• _Stated goal_
Where a line of the material contains the string "quickly", copy that line.

• _The records_
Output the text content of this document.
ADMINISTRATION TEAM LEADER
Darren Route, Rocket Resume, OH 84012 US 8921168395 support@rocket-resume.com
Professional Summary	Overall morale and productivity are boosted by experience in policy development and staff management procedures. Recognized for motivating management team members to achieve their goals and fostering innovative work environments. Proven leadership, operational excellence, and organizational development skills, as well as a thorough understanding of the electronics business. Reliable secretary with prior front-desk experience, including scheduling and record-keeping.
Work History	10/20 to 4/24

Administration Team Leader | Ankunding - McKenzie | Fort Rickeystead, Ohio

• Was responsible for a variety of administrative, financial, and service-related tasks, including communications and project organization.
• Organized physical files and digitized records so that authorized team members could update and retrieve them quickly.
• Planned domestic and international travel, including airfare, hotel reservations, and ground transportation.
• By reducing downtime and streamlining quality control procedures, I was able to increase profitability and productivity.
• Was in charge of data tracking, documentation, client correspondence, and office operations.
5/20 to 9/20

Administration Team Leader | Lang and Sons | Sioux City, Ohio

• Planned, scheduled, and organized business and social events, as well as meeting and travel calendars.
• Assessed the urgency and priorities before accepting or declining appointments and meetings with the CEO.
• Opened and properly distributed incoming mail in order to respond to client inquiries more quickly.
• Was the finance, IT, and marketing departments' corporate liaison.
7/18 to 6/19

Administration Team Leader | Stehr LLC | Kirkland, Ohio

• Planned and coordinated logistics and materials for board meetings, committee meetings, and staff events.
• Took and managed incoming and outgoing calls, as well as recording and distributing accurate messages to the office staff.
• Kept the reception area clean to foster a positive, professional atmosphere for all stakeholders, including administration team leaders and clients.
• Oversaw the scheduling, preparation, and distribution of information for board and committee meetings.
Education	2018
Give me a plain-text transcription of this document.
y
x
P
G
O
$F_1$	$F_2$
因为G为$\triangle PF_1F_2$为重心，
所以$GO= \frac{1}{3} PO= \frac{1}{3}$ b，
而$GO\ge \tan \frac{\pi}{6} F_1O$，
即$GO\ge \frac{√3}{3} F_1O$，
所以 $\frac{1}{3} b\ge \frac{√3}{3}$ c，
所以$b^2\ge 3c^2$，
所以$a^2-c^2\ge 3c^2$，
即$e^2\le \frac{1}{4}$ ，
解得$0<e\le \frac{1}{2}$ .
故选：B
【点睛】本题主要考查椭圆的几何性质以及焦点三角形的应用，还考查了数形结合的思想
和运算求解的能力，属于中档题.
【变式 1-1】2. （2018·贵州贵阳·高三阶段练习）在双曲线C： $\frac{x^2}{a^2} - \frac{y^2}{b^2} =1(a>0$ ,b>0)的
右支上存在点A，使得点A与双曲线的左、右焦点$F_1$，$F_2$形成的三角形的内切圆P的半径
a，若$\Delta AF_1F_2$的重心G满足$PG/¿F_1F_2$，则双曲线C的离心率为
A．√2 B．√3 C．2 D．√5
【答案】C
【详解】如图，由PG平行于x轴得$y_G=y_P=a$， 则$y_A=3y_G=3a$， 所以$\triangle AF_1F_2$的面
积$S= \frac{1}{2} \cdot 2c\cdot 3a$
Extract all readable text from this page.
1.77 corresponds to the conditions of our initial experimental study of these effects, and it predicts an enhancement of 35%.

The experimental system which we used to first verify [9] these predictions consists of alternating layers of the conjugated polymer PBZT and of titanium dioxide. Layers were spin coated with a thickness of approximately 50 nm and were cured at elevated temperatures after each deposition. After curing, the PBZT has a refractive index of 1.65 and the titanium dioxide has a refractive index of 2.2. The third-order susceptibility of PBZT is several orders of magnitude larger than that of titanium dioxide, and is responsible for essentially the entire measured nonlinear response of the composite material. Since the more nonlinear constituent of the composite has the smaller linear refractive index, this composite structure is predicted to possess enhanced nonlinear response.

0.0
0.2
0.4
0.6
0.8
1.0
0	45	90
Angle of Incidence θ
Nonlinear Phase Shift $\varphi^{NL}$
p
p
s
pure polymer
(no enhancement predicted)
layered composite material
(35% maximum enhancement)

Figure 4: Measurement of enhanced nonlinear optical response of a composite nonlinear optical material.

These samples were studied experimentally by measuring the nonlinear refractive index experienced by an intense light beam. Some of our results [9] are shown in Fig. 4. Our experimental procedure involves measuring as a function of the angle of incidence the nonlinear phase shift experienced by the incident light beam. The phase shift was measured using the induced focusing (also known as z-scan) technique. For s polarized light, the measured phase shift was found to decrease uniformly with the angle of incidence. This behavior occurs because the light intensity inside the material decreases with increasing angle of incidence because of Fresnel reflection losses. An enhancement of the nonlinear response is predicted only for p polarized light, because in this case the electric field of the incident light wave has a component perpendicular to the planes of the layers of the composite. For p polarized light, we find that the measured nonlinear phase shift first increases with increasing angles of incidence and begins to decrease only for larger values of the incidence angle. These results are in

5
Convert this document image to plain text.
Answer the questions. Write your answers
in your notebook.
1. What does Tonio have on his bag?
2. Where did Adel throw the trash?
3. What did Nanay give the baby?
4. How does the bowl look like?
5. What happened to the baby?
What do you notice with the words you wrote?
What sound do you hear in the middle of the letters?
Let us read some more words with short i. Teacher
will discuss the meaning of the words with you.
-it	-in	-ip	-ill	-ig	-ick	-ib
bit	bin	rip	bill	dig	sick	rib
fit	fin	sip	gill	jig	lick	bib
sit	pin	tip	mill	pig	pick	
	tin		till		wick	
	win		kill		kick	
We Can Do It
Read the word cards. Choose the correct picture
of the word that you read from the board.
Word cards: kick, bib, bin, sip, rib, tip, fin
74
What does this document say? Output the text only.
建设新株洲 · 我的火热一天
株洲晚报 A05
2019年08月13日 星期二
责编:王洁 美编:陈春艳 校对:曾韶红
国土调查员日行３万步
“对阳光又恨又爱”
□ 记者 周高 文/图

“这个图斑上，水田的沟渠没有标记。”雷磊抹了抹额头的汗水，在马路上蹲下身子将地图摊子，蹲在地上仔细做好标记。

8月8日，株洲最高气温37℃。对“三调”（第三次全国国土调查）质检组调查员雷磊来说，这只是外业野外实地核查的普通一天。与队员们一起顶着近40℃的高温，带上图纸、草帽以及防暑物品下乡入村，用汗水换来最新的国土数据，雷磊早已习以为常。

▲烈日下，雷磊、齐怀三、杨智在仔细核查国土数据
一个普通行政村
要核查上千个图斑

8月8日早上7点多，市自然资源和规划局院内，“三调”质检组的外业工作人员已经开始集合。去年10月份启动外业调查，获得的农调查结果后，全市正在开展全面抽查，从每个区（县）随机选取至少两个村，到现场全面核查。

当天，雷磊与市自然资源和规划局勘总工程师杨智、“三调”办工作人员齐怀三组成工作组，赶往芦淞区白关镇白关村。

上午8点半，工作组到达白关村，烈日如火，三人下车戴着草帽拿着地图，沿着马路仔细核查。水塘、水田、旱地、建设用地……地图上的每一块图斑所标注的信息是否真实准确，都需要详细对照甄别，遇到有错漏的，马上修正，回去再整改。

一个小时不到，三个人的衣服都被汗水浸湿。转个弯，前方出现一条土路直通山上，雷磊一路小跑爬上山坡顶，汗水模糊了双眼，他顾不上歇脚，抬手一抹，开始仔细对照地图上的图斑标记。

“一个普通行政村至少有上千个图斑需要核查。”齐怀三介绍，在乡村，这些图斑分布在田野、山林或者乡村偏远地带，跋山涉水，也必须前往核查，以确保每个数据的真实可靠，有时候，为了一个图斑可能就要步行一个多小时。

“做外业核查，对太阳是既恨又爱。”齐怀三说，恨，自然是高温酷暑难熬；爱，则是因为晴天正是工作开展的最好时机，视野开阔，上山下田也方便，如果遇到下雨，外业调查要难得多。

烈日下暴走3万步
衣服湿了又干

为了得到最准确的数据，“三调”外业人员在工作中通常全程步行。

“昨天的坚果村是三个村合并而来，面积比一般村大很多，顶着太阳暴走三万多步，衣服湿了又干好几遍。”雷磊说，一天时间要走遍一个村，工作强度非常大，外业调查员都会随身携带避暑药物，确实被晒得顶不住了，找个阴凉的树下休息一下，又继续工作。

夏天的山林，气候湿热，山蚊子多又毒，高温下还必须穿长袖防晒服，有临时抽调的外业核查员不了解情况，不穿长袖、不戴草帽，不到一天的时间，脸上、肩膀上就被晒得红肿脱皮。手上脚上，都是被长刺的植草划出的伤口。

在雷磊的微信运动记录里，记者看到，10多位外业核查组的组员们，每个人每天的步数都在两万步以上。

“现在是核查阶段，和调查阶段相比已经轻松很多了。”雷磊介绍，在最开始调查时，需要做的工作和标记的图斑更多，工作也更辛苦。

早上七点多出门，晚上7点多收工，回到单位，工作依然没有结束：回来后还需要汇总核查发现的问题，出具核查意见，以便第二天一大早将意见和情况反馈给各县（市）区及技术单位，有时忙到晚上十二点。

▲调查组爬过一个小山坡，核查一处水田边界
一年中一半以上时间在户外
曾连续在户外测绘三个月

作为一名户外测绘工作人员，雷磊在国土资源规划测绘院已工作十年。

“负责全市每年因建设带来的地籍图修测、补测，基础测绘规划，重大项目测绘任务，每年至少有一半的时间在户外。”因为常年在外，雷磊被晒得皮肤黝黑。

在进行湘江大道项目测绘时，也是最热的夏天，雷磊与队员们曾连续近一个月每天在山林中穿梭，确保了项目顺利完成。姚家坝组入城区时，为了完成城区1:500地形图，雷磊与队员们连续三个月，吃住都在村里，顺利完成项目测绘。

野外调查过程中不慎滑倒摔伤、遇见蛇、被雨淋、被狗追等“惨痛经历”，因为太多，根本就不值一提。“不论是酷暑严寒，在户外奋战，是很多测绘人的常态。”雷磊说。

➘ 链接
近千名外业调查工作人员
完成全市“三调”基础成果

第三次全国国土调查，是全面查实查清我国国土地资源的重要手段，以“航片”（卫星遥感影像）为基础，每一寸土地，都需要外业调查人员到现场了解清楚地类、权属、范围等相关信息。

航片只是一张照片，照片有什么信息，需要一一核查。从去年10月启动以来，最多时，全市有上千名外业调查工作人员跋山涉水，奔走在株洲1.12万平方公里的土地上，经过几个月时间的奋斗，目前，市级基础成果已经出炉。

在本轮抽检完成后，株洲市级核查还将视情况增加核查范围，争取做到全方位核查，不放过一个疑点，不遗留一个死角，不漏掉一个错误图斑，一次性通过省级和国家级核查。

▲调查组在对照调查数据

• _Answer to the task_
• Organized physical files and digitized records so that authorized team members could update and retrieve them quickly.
• Opened and properly distributed incoming mail in order to respond to client inquiries more quickly.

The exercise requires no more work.